Set problem: Copy out each line in the material below that has the word "highfivelol".

Entries taken from a collection:
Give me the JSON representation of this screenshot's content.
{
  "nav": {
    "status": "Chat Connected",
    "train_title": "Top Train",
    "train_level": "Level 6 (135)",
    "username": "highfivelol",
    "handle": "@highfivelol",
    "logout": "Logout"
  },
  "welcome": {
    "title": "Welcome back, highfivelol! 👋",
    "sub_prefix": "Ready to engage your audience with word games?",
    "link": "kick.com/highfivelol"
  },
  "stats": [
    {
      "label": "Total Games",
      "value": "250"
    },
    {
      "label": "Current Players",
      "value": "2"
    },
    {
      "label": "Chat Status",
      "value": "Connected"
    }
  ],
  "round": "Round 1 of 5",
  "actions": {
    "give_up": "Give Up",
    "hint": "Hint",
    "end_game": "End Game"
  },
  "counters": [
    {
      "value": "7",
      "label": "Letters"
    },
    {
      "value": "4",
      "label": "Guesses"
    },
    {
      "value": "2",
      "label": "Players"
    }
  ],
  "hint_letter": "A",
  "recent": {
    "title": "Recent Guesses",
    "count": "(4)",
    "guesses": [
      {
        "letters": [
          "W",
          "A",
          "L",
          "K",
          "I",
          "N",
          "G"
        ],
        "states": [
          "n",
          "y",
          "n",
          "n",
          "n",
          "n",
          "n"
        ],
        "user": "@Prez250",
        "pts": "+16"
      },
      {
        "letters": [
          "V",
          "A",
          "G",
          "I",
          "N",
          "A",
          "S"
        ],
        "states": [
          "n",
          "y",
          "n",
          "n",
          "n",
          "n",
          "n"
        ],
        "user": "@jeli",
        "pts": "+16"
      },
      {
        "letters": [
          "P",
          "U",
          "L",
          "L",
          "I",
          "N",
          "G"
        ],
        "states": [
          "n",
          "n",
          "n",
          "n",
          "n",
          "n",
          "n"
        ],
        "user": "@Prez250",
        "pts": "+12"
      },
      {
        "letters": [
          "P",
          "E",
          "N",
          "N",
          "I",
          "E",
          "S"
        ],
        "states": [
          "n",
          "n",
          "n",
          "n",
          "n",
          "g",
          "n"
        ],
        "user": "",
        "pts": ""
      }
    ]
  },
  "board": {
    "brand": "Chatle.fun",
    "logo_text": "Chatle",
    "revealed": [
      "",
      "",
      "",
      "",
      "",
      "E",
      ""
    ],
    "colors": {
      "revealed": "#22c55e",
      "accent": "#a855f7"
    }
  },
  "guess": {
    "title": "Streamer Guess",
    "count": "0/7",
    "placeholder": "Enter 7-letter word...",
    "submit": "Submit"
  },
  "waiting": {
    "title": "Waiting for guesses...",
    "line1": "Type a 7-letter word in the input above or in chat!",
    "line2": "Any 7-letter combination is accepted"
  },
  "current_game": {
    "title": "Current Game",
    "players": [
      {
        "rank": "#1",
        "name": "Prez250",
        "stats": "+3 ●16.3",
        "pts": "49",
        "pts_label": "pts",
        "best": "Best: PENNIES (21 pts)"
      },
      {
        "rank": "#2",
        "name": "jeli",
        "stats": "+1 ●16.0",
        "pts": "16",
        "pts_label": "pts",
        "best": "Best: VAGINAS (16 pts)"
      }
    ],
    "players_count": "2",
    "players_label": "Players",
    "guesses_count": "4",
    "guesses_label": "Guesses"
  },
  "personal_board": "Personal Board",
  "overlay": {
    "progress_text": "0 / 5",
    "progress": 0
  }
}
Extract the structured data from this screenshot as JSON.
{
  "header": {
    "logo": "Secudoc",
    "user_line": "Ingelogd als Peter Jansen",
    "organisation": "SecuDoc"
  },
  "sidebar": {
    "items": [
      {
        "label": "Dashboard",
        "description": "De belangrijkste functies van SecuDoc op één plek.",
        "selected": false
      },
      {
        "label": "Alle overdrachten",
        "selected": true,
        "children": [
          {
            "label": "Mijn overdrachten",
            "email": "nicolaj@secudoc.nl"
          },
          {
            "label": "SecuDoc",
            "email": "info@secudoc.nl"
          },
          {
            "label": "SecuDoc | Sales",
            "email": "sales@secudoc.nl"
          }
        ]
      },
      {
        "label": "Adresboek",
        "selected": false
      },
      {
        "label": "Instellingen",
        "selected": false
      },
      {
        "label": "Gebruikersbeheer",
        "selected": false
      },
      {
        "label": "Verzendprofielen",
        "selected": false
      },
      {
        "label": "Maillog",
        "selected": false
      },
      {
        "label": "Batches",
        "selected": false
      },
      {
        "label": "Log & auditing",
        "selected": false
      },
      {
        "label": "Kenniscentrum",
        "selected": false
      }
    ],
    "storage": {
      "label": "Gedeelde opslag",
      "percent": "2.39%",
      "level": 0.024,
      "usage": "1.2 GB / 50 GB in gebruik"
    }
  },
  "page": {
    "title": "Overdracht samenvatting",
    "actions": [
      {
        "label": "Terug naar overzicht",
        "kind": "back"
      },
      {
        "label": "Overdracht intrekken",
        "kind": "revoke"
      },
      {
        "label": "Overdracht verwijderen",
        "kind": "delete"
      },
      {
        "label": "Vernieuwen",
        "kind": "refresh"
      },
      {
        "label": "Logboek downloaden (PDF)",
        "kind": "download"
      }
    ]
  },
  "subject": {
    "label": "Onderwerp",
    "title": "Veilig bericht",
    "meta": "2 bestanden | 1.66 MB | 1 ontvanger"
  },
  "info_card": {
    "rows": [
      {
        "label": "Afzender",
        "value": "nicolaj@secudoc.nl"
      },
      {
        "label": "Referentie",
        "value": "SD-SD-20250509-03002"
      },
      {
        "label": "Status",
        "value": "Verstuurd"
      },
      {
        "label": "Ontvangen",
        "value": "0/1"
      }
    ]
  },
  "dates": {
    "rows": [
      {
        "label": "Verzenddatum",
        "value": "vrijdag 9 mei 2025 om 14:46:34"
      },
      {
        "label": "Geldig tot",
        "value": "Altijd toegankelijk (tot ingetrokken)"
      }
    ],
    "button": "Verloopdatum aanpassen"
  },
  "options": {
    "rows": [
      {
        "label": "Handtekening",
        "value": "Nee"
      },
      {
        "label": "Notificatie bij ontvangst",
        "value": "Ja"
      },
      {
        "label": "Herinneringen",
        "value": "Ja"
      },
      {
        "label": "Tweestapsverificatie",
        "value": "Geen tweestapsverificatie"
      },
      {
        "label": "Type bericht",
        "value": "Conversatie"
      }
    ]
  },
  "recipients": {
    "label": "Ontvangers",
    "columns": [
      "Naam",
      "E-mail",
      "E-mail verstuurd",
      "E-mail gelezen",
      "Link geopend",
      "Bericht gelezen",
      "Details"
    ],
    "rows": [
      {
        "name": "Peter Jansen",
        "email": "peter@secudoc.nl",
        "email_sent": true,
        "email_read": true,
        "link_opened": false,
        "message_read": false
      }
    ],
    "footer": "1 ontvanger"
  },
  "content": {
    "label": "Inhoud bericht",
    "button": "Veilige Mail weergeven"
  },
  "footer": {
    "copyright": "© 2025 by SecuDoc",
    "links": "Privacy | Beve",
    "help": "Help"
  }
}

Response:
    "username": "highfivelol",
    "handle": "@highfivelol",
    "title": "Welcome back, highfivelol! 👋",
    "link": "kick.com/highfivelol"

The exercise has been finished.